REQUEST —
Check each line below for the word "układów" and give the number of lines that have it, nothing more.

DATA LISTING —
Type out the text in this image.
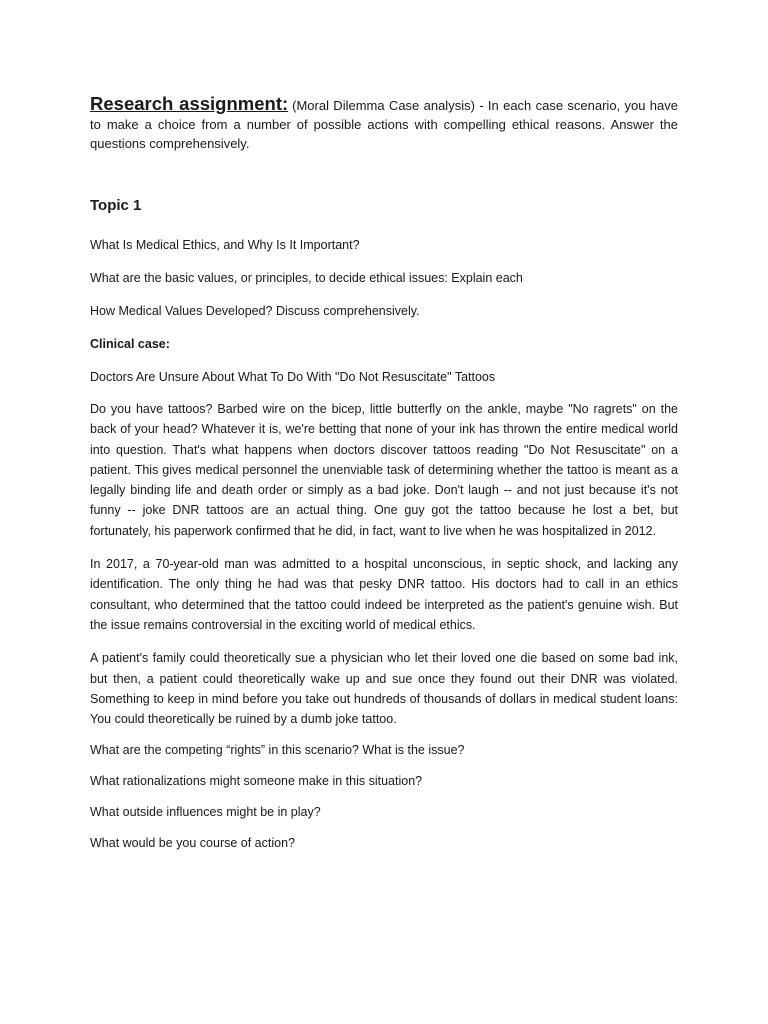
Research assignment: (Moral Dilemma Case analysis) - In each case scenario, you have to make a choice from a number of possible actions with compelling ethical reasons. Answer the questions comprehensively.

Topic 1

What Is Medical Ethics, and Why Is It Important?

What are the basic values, or principles, to decide ethical issues: Explain each

How Medical Values Developed? Discuss comprehensively.

Clinical case:

Doctors Are Unsure About What To Do With "Do Not Resuscitate" Tattoos

Do you have tattoos? Barbed wire on the bicep, little butterfly on the ankle, maybe "No ragrets" on the back of your head? Whatever it is, we're betting that none of your ink has thrown the entire medical world into question. That's what happens when doctors discover tattoos reading "Do Not Resuscitate" on a patient. This gives medical personnel the unenviable task of determining whether the tattoo is meant as a legally binding life and death order or simply as a bad joke. Don't laugh -- and not just because it's not funny -- joke DNR tattoos are an actual thing. One guy got the tattoo because he lost a bet, but fortunately, his paperwork confirmed that he did, in fact, want to live when he was hospitalized in 2012.

In 2017, a 70-year-old man was admitted to a hospital unconscious, in septic shock, and lacking any identification. The only thing he had was that pesky DNR tattoo. His doctors had to call in an ethics consultant, who determined that the tattoo could indeed be interpreted as the patient's genuine wish. But the issue remains controversial in the exciting world of medical ethics.

A patient's family could theoretically sue a physician who let their loved one die based on some bad ink, but then, a patient could theoretically wake up and sue once they found out their DNR was violated. Something to keep in mind before you take out hundreds of thousands of dollars in medical student loans: You could theoretically be ruined by a dumb joke tattoo.

What are the competing “rights” in this scenario? What is the issue?

What rationalizations might someone make in this situation?

What outside influences might be in play?

What would be you course of action?
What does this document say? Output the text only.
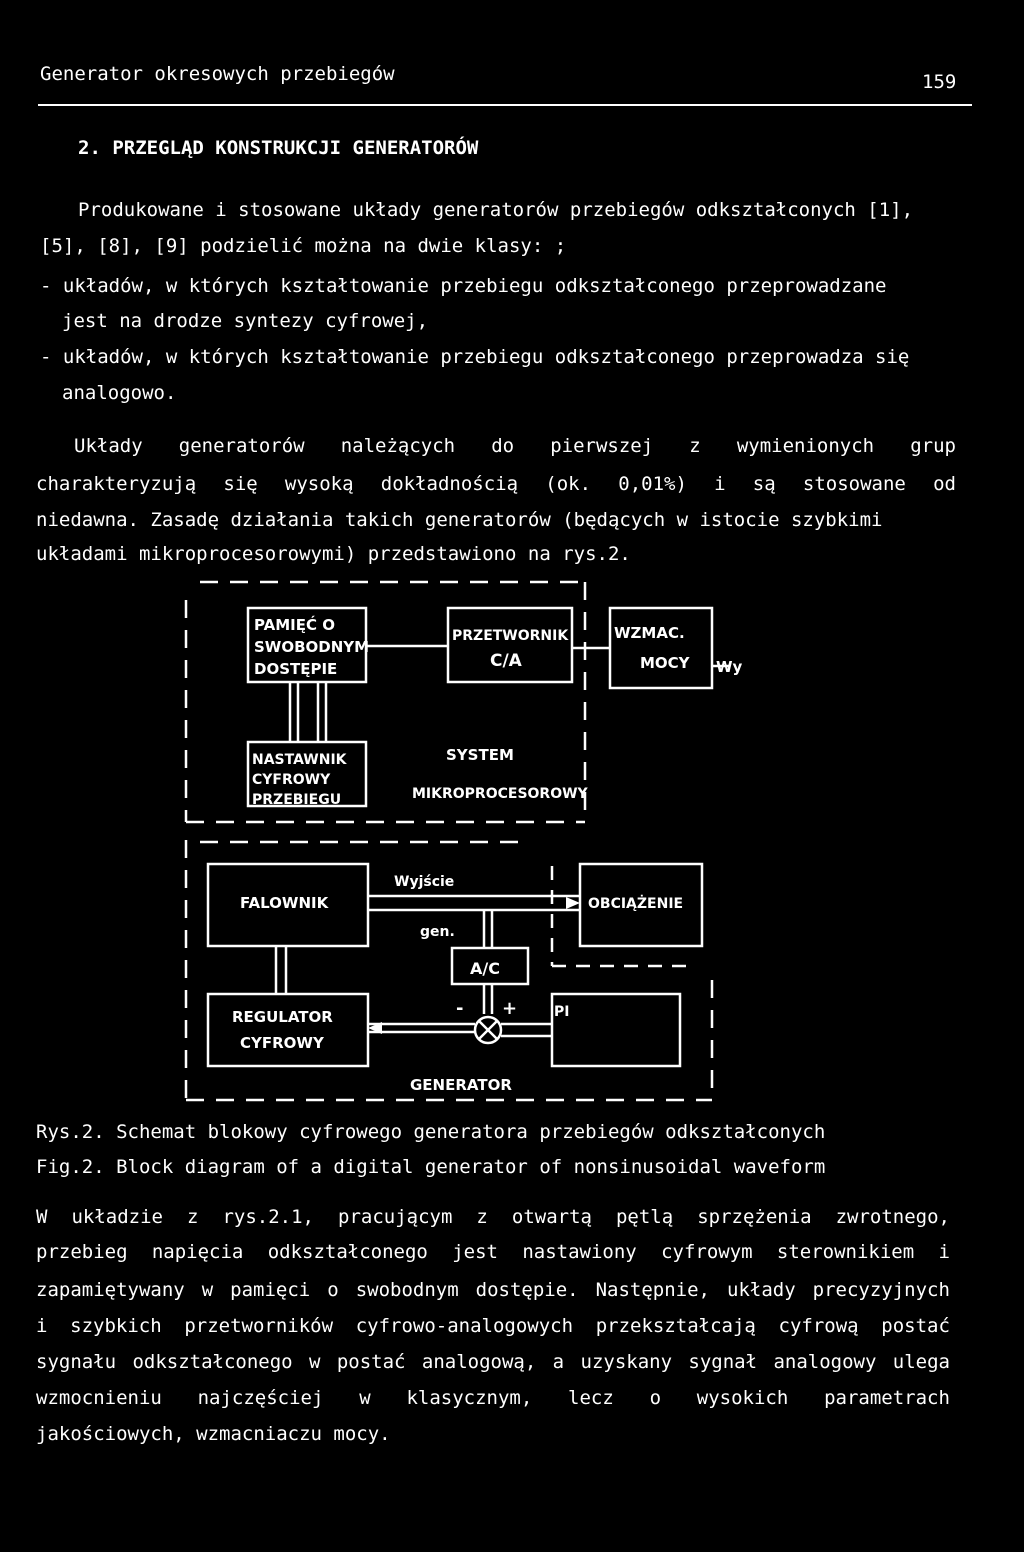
Generator okresowych przebiegów	159
2. PRZEGLĄD KONSTRUKCJI GENERATORÓW
Produkowane i stosowane układy generatorów przebiegów odkształconych [1],
[5], [8], [9] podzielić można na dwie klasy: ;
- układów, w których kształtowanie przebiegu odkształconego przeprowadzane
jest na drodze syntezy cyfrowej,
- układów, w których kształtowanie przebiegu odkształconego przeprowadza się
analogowo.
Układy generatorów należących do pierwszej z wymienionych grup
charakteryzują się wysoką dokładnością (ok. 0,01%) i są stosowane od
niedawna. Zasadę działania takich generatorów (będących w istocie szybkimi
układami mikroprocesorowymi) przedstawiono na rys.2.
PAMIĘĆ O
SWOBODNYM
DOSTĘPIE
PRZETWORNIK
C/A
WZMAC.
MOCY Wy
NASTAWNIK
CYFROWY
PRZEBIEGU
SYSTEM
MIKROPROCESOROWY
FALOWNIK
Wyjście
gen.
OBCIĄŻENIE
A/C
REGULATOR
CYFROWY
PI
- +
GENERATOR
Rys.2. Schemat blokowy cyfrowego generatora przebiegów odkształconych
Fig.2. Block diagram of a digital generator of nonsinusoidal waveform
W układzie z rys.2.1, pracującym z otwartą pętlą sprzężenia zwrotnego,
przebieg napięcia odkształconego jest nastawiony cyfrowym sterownikiem i
zapamiętywany w pamięci o swobodnym dostępie. Następnie, układy precyzyjnych
i szybkich przetworników cyfrowo-analogowych przekształcają cyfrową postać
sygnału odkształconego w postać analogową, a uzyskany sygnał analogowy ulega
wzmocnieniu najczęściej w klasycznym, lecz o wysokich parametrach
jakościowych, wzmacniaczu mocy.
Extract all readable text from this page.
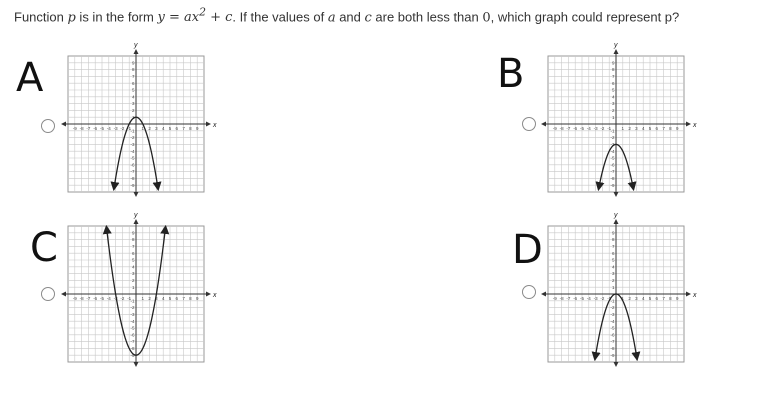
Function p is in the form $y = ax^2 + c$. If the values of a and c are both less than 0, which graph could represent p?
A
x
y
-9
-9
-8
-8
-7
-7
-6
-6
-5
-5
-4
-4
-3
-3
-2
-2
-1 -1 1
1
2
2
3
3
4
4
5
5
6
6
7
7
8
8
9
9	B
x
y
-9
-9
-8
-8
-7
-7
-6
-6
-5
-5
-4
-4
-3
-3
-2
-2
-1 -1 1
1
2
2
3
3
4
4
5
5
6
6
7
7
8
8
9
9
C
x
y
-9
-9
-8
-8
-7
-7
-6
-6
-5
-5
-4
-4
-3
-3
-2
-2
-1 -1 1
1
2
2
3
3
4
4
5
5
6
6
7
7
8
8
9
9	D
x
y
-9
-9
-8
-8
-7
-7
-6
-6
-5
-5
-4
-4
-3
-3
-2
-2
-1 -1 1
1
2
2
3
3
4
4
5
5
6
6
7
7
8
8
9
9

FULL SOLUTION —
2